--- Objective ---
Retype the full set of records. Keep every character identical.

--- Records supplied ---

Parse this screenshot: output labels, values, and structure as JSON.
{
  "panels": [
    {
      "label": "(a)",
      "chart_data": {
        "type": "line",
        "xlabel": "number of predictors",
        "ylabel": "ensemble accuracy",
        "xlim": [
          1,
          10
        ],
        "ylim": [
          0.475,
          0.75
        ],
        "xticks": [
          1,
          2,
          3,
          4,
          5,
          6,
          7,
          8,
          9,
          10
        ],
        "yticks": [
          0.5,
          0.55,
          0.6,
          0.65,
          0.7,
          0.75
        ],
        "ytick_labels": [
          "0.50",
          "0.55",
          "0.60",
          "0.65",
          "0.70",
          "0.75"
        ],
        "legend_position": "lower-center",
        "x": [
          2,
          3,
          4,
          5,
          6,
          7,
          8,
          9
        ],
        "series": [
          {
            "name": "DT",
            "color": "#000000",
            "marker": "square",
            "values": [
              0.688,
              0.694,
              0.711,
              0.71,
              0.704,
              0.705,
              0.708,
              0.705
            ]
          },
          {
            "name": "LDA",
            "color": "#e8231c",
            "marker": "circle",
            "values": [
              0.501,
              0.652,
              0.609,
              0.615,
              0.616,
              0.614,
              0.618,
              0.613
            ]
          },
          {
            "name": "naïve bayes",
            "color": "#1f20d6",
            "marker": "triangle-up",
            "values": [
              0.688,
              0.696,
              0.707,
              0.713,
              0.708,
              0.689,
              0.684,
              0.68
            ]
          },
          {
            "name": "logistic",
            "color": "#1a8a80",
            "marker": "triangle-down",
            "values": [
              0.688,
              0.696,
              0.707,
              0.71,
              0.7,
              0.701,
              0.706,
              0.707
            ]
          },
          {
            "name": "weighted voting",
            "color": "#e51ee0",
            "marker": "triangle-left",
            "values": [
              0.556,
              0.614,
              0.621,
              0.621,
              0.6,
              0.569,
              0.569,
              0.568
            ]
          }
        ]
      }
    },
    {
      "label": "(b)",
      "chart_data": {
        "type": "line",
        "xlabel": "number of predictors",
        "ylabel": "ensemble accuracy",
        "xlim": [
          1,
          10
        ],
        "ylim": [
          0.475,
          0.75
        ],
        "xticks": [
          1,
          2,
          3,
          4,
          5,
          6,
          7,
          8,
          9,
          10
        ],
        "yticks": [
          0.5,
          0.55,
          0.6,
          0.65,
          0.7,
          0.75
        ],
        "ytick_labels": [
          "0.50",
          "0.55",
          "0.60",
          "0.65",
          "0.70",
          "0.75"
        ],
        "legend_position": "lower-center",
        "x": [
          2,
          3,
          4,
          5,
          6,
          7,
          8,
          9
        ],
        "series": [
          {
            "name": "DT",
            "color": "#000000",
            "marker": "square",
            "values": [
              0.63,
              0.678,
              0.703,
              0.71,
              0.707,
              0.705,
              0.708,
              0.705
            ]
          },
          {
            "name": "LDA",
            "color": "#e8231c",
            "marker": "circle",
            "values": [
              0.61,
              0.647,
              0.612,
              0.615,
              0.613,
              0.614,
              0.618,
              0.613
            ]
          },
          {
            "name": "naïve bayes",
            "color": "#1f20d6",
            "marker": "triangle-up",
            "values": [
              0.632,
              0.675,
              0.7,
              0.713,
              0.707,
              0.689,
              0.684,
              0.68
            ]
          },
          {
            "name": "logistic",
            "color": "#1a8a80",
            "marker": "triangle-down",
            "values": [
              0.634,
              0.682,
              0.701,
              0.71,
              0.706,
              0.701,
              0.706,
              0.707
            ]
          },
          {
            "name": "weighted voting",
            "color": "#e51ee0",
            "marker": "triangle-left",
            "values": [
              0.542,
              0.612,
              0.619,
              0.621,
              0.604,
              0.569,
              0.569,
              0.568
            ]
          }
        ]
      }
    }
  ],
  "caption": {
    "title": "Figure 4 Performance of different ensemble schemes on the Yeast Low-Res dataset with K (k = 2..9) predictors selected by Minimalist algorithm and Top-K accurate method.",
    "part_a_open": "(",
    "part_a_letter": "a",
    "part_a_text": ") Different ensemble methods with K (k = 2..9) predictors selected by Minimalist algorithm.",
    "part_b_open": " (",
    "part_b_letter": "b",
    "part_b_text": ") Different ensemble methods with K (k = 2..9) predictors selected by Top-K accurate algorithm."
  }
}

--- Task response ---
Parse this screenshot: output labels, values, and structure as JSON.
{
  "panels": [
    {
      "label": "(a)",
      "chart_data": {
        "type": "line",
        "xlabel": "number of predictors",
        "ylabel": "ensemble accuracy",
        "xlim": [
          1,
          10
        ],
        "ylim": [
          0.475,
          0.75
        ],
        "xticks": [
          1,
          2,
          3,
          4,
          5,
          6,
          7,
          8,
          9,
          10
        ],
        "yticks": [
          0.5,
          0.55,
          0.6,
          0.65,
          0.7,
          0.75
        ],
        "ytick_labels": [
          "0.50",
          "0.55",
          "0.60",
          "0.65",
          "0.70",
          "0.75"
        ],
        "legend_position": "lower-center",
        "x": [
          2,
          3,
          4,
          5,
          6,
          7,
          8,
          9
        ],
        "series": [
          {
            "name": "DT",
            "color": "#000000",
            "marker": "square",
            "values": [
              0.688,
              0.694,
              0.711,
              0.71,
              0.704,
              0.705,
              0.708,
              0.705
            ]
          },
          {
            "name": "LDA",
            "color": "#e8231c",
            "marker": "circle",
            "values": [
              0.501,
              0.652,
              0.609,
              0.615,
              0.616,
              0.614,
              0.618,
              0.613
            ]
          },
          {
            "name": "naïve bayes",
            "color": "#1f20d6",
            "marker": "triangle-up",
            "values": [
              0.688,
              0.696,
              0.707,
              0.713,
              0.708,
              0.689,
              0.684,
              0.68
            ]
          },
          {
            "name": "logistic",
            "color": "#1a8a80",
            "marker": "triangle-down",
            "values": [
              0.688,
              0.696,
              0.707,
              0.71,
              0.7,
              0.701,
              0.706,
              0.707
            ]
          },
          {
            "name": "weighted voting",
            "color": "#e51ee0",
            "marker": "triangle-left",
            "values": [
              0.556,
              0.614,
              0.621,
              0.621,
              0.6,
              0.569,
              0.569,
              0.568
            ]
          }
        ]
      }
    },
    {
      "label": "(b)",
      "chart_data": {
        "type": "line",
        "xlabel": "number of predictors",
        "ylabel": "ensemble accuracy",
        "xlim": [
          1,
          10
        ],
        "ylim": [
          0.475,
          0.75
        ],
        "xticks": [
          1,
          2,
          3,
          4,
          5,
          6,
          7,
          8,
          9,
          10
        ],
        "yticks": [
          0.5,
          0.55,
          0.6,
          0.65,
          0.7,
          0.75
        ],
        "ytick_labels": [
          "0.50",
          "0.55",
          "0.60",
          "0.65",
          "0.70",
          "0.75"
        ],
        "legend_position": "lower-center",
        "x": [
          2,
          3,
          4,
          5,
          6,
          7,
          8,
          9
        ],
        "series": [
          {
            "name": "DT",
            "color": "#000000",
            "marker": "square",
            "values": [
              0.63,
              0.678,
              0.703,
              0.71,
              0.707,
              0.705,
              0.708,
              0.705
            ]
          },
          {
            "name": "LDA",
            "color": "#e8231c",
            "marker": "circle",
            "values": [
              0.61,
              0.647,
              0.612,
              0.615,
              0.613,
              0.614,
              0.618,
              0.613
            ]
          },
          {
            "name": "naïve bayes",
            "color": "#1f20d6",
            "marker": "triangle-up",
            "values": [
              0.632,
              0.675,
              0.7,
              0.713,
              0.707,
              0.689,
              0.684,
              0.68
            ]
          },
          {
            "name": "logistic",
            "color": "#1a8a80",
            "marker": "triangle-down",
            "values": [
              0.634,
              0.682,
              0.701,
              0.71,
              0.706,
              0.701,
              0.706,
              0.707
            ]
          },
          {
            "name": "weighted voting",
            "color": "#e51ee0",
            "marker": "triangle-left",
            "values": [
              0.542,
              0.612,
              0.619,
              0.621,
              0.604,
              0.569,
              0.569,
              0.568
            ]
          }
        ]
      }
    }
  ],
  "caption": {
    "title": "Figure 4 Performance of different ensemble schemes on the Yeast Low-Res dataset with K (k = 2..9) predictors selected by Minimalist algorithm and Top-K accurate method.",
    "part_a_open": "(",
    "part_a_letter": "a",
    "part_a_text": ") Different ensemble methods with K (k = 2..9) predictors selected by Minimalist algorithm.",
    "part_b_open": " (",
    "part_b_letter": "b",
    "part_b_text": ") Different ensemble methods with K (k = 2..9) predictors selected by Top-K accurate algorithm."
  }
}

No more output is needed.